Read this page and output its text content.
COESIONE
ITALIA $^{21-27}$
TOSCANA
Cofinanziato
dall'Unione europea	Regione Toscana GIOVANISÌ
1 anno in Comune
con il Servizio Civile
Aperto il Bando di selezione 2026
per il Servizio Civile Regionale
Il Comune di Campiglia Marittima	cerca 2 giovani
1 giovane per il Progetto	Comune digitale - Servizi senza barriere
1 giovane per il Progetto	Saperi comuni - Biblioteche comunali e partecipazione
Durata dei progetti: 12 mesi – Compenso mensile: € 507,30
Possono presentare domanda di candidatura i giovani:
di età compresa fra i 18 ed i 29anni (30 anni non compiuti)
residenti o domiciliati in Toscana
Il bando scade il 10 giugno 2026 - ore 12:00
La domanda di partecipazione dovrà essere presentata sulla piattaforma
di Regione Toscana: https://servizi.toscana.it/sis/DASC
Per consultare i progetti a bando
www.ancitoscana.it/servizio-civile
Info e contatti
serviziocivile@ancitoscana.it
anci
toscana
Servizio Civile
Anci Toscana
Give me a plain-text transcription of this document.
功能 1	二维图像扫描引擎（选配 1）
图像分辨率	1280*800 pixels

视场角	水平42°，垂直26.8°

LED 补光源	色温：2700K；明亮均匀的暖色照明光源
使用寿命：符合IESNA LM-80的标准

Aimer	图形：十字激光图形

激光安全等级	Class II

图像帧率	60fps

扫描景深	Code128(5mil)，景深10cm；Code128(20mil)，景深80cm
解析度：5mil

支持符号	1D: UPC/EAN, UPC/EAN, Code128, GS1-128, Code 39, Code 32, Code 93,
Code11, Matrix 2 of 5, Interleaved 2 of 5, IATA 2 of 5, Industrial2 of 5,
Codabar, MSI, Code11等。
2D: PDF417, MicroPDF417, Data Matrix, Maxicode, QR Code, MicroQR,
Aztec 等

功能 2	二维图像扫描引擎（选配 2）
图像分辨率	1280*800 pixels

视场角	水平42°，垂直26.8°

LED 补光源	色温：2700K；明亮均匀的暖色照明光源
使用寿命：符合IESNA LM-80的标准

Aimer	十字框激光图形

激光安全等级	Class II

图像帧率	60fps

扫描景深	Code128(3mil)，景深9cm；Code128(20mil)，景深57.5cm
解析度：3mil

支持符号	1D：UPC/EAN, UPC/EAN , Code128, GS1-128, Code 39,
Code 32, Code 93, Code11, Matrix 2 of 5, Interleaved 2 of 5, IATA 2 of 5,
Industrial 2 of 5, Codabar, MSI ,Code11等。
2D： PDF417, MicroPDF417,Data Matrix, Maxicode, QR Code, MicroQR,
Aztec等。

Set exercise: Return every line from the records above that holds the word "Progetto".

The answer:
1 giovane per il Progetto	Comune digitale - Servizi senza barriere
1 giovane per il Progetto	Saperi comuni - Biblioteche comunali e partecipazione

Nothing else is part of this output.